■ Your goal ■
Gather each line containing the string "Flags" from these entries.

■ Exercise data ■
══════════════════════════════
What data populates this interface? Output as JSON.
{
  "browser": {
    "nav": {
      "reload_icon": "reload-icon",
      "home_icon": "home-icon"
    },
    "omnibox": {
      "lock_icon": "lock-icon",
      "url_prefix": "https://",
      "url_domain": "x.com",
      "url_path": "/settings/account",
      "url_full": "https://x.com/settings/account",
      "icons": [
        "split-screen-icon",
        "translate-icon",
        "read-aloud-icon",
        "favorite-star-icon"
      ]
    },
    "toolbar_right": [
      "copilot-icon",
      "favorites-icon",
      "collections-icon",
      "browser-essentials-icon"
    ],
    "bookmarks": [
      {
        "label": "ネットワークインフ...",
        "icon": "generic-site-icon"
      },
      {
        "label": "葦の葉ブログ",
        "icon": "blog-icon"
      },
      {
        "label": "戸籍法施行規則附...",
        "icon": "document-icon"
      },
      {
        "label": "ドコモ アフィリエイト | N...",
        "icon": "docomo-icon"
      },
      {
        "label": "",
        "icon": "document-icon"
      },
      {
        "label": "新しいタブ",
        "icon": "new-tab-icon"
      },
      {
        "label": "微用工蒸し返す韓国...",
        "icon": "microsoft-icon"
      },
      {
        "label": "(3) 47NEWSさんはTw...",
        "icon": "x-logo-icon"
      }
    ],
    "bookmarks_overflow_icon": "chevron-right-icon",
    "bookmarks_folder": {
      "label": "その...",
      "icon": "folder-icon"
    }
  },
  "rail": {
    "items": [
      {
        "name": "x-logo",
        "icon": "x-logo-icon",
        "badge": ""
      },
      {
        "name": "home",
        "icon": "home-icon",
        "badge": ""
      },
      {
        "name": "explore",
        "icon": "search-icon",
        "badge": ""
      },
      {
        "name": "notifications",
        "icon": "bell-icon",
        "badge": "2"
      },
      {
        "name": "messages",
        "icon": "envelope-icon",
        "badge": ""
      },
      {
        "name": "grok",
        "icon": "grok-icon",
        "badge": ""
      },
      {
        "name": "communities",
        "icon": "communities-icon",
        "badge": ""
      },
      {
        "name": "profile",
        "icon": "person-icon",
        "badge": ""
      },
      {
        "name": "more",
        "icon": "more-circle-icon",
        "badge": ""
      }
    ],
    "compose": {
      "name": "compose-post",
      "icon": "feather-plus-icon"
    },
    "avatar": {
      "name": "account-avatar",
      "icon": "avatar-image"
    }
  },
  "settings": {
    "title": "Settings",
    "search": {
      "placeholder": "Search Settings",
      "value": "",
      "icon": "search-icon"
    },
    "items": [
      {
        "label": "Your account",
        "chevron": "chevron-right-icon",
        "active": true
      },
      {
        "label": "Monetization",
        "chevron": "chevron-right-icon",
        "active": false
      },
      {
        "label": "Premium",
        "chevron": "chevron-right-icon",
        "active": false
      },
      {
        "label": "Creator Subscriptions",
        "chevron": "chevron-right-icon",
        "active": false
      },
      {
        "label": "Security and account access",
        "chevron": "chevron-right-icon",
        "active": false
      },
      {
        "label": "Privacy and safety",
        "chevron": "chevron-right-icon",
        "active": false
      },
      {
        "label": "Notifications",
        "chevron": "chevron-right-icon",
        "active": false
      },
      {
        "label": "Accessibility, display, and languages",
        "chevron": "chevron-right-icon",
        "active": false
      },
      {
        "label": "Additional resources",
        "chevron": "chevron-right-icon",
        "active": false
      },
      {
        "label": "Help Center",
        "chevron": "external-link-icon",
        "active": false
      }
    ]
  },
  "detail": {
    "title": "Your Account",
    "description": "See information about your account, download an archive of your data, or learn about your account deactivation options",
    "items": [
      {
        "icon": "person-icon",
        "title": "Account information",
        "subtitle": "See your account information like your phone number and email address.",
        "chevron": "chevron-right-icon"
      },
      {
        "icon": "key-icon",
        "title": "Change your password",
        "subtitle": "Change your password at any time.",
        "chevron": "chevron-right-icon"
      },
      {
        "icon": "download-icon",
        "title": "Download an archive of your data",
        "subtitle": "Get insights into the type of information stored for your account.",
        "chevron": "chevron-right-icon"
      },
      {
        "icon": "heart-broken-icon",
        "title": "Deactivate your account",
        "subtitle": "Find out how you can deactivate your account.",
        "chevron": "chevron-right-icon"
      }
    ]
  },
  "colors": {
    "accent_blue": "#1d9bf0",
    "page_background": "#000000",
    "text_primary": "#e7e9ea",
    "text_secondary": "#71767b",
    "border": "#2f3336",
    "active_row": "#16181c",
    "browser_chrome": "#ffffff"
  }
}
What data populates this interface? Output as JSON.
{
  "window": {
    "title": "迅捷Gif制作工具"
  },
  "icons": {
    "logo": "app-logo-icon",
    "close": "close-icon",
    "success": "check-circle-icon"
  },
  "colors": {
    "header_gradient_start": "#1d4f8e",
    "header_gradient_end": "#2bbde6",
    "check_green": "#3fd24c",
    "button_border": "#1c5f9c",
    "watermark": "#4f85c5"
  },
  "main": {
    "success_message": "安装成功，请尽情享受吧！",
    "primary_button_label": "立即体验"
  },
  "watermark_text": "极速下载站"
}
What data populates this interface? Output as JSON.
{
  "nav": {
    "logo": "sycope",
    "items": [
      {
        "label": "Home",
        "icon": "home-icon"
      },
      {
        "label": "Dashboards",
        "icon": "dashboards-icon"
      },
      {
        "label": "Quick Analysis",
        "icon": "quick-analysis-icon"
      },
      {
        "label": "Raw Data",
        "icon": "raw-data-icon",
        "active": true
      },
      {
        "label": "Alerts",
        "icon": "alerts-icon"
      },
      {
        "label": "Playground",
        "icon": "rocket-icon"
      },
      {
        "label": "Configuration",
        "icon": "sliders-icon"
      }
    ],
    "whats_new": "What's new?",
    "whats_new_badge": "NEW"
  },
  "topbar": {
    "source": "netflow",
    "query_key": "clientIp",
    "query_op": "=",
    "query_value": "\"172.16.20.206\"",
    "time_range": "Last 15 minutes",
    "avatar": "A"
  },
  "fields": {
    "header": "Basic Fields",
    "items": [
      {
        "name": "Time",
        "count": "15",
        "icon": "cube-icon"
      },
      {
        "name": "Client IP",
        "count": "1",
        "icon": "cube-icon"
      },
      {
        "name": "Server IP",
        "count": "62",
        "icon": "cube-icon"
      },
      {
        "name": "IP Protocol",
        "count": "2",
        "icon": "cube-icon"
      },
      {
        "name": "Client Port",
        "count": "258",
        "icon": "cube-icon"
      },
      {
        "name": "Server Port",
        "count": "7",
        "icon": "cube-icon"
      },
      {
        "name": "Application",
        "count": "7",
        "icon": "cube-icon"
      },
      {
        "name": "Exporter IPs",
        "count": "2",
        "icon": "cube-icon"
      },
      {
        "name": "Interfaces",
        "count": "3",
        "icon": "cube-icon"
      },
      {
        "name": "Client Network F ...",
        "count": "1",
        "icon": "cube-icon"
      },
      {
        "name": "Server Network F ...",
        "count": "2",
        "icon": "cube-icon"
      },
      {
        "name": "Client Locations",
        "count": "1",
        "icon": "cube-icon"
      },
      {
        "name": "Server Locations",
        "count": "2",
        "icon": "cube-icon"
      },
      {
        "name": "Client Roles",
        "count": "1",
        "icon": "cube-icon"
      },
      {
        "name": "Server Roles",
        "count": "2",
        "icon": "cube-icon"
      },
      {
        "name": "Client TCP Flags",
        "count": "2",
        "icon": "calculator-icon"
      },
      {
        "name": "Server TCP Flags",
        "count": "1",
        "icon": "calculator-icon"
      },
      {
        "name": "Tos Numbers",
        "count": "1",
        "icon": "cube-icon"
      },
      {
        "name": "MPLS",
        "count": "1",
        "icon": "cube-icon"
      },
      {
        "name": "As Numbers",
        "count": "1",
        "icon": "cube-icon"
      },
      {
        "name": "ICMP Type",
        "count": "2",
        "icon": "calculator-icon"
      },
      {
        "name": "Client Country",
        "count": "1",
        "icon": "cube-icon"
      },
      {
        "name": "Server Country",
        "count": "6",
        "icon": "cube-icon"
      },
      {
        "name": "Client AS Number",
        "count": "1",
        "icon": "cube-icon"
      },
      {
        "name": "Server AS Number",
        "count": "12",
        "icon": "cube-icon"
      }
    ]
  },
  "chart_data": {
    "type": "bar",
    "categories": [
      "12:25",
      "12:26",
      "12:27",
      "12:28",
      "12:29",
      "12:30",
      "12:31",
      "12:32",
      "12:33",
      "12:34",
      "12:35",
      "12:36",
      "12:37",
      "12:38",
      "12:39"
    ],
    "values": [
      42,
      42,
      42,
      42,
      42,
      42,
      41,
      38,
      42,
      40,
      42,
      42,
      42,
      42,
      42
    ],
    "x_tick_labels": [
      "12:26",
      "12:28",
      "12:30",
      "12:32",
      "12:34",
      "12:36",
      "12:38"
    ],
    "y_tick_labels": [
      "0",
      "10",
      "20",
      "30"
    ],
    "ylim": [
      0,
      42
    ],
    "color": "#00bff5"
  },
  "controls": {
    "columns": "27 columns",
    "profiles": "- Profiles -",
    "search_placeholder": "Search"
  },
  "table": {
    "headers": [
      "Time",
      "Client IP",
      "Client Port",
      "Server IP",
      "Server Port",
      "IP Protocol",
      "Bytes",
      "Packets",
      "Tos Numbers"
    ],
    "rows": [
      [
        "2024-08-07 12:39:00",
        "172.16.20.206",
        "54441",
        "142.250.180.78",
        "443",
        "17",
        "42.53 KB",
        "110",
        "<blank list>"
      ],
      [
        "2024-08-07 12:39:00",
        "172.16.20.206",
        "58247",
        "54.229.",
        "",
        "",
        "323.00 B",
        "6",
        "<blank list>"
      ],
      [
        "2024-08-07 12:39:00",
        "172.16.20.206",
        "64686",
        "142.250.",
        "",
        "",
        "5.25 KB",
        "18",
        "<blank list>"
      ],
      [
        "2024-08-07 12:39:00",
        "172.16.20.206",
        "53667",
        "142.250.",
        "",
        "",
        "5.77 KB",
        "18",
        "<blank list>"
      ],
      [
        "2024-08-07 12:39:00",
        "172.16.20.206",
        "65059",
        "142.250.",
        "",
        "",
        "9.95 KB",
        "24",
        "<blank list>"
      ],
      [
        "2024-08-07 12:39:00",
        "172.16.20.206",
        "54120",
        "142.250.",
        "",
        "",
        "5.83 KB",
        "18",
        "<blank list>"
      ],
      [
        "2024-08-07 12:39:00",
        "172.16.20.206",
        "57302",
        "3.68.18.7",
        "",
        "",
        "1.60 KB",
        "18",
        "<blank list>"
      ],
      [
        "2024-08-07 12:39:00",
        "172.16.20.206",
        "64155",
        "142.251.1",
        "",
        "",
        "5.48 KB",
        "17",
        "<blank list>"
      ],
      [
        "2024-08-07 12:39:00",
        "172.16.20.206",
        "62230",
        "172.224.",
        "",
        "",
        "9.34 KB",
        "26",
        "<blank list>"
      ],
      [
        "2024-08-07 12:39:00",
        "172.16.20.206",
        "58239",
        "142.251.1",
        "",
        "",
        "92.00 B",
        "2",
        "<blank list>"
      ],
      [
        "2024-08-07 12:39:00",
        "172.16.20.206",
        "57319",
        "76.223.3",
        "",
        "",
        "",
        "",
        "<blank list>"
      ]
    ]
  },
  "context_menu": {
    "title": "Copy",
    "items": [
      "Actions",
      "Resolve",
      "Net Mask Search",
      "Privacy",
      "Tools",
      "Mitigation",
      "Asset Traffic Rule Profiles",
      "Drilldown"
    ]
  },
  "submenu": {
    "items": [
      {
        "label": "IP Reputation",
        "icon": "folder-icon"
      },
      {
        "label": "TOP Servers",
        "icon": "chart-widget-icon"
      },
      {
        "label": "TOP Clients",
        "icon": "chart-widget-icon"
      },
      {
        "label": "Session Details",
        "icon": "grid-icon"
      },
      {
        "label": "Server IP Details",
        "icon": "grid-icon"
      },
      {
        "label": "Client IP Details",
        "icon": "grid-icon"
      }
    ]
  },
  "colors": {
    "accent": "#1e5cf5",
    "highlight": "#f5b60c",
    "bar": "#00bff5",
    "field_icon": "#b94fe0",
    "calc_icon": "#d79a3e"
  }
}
══════════════════════════════
■ Exercise result ■
        "name": "Client TCP Flags",
        "name": "Server TCP Flags",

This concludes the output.